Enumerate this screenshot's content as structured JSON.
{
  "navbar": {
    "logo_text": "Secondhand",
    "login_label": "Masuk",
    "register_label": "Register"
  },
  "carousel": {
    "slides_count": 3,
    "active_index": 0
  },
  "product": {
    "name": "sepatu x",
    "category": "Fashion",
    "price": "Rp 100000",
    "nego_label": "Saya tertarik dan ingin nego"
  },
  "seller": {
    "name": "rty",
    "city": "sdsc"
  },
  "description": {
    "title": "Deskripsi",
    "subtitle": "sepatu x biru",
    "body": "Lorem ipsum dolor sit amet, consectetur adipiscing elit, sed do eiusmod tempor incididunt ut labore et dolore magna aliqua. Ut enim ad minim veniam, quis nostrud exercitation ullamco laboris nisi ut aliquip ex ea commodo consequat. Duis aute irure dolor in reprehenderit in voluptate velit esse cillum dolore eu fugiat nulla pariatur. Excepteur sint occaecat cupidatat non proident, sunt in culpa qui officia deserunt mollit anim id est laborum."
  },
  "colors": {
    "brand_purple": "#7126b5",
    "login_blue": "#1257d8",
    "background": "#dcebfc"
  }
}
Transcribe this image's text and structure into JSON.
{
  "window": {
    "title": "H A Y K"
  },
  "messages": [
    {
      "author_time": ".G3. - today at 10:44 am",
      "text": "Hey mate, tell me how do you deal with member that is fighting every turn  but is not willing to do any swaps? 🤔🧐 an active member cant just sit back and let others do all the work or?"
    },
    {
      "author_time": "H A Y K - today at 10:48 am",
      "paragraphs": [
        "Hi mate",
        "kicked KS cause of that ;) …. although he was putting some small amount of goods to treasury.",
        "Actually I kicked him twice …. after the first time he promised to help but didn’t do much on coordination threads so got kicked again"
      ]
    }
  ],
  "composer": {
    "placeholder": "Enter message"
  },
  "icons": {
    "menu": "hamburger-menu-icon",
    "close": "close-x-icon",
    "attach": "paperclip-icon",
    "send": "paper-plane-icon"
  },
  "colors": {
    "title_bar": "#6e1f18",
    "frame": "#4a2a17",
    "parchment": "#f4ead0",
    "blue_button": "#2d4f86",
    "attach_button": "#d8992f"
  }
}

● ● ● ● ● ● ●

• [Instruction] Write out every entry again exactly, please, with nothing missing.

• [Complete output]
Enumerate this screenshot's content as structured JSON.
{
  "navbar": {
    "logo_text": "Secondhand",
    "login_label": "Masuk",
    "register_label": "Register"
  },
  "carousel": {
    "slides_count": 3,
    "active_index": 0
  },
  "product": {
    "name": "sepatu x",
    "category": "Fashion",
    "price": "Rp 100000",
    "nego_label": "Saya tertarik dan ingin nego"
  },
  "seller": {
    "name": "rty",
    "city": "sdsc"
  },
  "description": {
    "title": "Deskripsi",
    "subtitle": "sepatu x biru",
    "body": "Lorem ipsum dolor sit amet, consectetur adipiscing elit, sed do eiusmod tempor incididunt ut labore et dolore magna aliqua. Ut enim ad minim veniam, quis nostrud exercitation ullamco laboris nisi ut aliquip ex ea commodo consequat. Duis aute irure dolor in reprehenderit in voluptate velit esse cillum dolore eu fugiat nulla pariatur. Excepteur sint occaecat cupidatat non proident, sunt in culpa qui officia deserunt mollit anim id est laborum."
  },
  "colors": {
    "brand_purple": "#7126b5",
    "login_blue": "#1257d8",
    "background": "#dcebfc"
  }
}
Transcribe this image's text and structure into JSON.
{
  "window": {
    "title": "H A Y K"
  },
  "messages": [
    {
      "author_time": ".G3. - today at 10:44 am",
      "text": "Hey mate, tell me how do you deal with member that is fighting every turn  but is not willing to do any swaps? 🤔🧐 an active member cant just sit back and let others do all the work or?"
    },
    {
      "author_time": "H A Y K - today at 10:48 am",
      "paragraphs": [
        "Hi mate",
        "kicked KS cause of that ;) …. although he was putting some small amount of goods to treasury.",
        "Actually I kicked him twice …. after the first time he promised to help but didn’t do much on coordination threads so got kicked again"
      ]
    }
  ],
  "composer": {
    "placeholder": "Enter message"
  },
  "icons": {
    "menu": "hamburger-menu-icon",
    "close": "close-x-icon",
    "attach": "paperclip-icon",
    "send": "paper-plane-icon"
  },
  "colors": {
    "title_bar": "#6e1f18",
    "frame": "#4a2a17",
    "parchment": "#f4ead0",
    "blue_button": "#2d4f86",
    "attach_button": "#d8992f"
  }
}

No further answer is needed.